The records:
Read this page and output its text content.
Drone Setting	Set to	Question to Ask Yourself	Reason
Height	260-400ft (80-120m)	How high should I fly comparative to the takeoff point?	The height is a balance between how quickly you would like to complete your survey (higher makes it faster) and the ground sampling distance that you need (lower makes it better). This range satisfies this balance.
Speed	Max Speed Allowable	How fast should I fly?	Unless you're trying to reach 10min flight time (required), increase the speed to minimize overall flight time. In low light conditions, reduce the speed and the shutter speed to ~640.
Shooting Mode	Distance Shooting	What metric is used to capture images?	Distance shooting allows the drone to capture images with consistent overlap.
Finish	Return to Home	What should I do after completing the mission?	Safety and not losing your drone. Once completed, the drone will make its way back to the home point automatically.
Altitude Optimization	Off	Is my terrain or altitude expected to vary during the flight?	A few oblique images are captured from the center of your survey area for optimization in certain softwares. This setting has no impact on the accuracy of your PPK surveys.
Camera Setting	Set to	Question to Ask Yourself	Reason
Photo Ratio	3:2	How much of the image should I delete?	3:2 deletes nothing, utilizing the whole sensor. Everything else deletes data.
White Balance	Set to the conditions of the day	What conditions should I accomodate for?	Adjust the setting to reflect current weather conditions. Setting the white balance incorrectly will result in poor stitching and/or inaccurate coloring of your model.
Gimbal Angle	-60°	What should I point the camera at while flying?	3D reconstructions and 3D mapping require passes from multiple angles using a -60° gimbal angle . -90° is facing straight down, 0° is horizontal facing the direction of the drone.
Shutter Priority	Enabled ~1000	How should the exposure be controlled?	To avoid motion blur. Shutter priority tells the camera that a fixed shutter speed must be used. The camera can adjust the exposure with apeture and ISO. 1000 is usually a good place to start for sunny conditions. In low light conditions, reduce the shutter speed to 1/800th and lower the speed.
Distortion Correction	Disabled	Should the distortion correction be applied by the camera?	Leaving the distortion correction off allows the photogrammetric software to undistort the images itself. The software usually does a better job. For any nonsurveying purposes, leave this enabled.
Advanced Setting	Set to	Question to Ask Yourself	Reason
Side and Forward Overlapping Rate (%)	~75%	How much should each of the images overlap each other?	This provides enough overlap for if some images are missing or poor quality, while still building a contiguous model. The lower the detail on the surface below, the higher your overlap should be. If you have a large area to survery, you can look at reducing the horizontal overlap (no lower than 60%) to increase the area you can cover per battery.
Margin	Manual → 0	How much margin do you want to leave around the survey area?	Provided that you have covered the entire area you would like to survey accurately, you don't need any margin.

Objective:
Transcribe the whole listing with nothing added or left out.

Response to the exercise:
Read this page and output its text content.
Drone Setting	Set to	Question to Ask Yourself	Reason
Height	260-400ft (80-120m)	How high should I fly comparative to the takeoff point?	The height is a balance between how quickly you would like to complete your survey (higher makes it faster) and the ground sampling distance that you need (lower makes it better). This range satisfies this balance.
Speed	Max Speed Allowable	How fast should I fly?	Unless you're trying to reach 10min flight time (required), increase the speed to minimize overall flight time. In low light conditions, reduce the speed and the shutter speed to ~640.
Shooting Mode	Distance Shooting	What metric is used to capture images?	Distance shooting allows the drone to capture images with consistent overlap.
Finish	Return to Home	What should I do after completing the mission?	Safety and not losing your drone. Once completed, the drone will make its way back to the home point automatically.
Altitude Optimization	Off	Is my terrain or altitude expected to vary during the flight?	A few oblique images are captured from the center of your survey area for optimization in certain softwares. This setting has no impact on the accuracy of your PPK surveys.
Camera Setting	Set to	Question to Ask Yourself	Reason
Photo Ratio	3:2	How much of the image should I delete?	3:2 deletes nothing, utilizing the whole sensor. Everything else deletes data.
White Balance	Set to the conditions of the day	What conditions should I accomodate for?	Adjust the setting to reflect current weather conditions. Setting the white balance incorrectly will result in poor stitching and/or inaccurate coloring of your model.
Gimbal Angle	-60°	What should I point the camera at while flying?	3D reconstructions and 3D mapping require passes from multiple angles using a -60° gimbal angle . -90° is facing straight down, 0° is horizontal facing the direction of the drone.
Shutter Priority	Enabled ~1000	How should the exposure be controlled?	To avoid motion blur. Shutter priority tells the camera that a fixed shutter speed must be used. The camera can adjust the exposure with apeture and ISO. 1000 is usually a good place to start for sunny conditions. In low light conditions, reduce the shutter speed to 1/800th and lower the speed.
Distortion Correction	Disabled	Should the distortion correction be applied by the camera?	Leaving the distortion correction off allows the photogrammetric software to undistort the images itself. The software usually does a better job. For any nonsurveying purposes, leave this enabled.
Advanced Setting	Set to	Question to Ask Yourself	Reason
Side and Forward Overlapping Rate (%)	~75%	How much should each of the images overlap each other?	This provides enough overlap for if some images are missing or poor quality, while still building a contiguous model. The lower the detail on the surface below, the higher your overlap should be. If you have a large area to survery, you can look at reducing the horizontal overlap (no lower than 60%) to increase the area you can cover per battery.
Margin	Manual → 0	How much margin do you want to leave around the survey area?	Provided that you have covered the entire area you would like to survey accurately, you don't need any margin.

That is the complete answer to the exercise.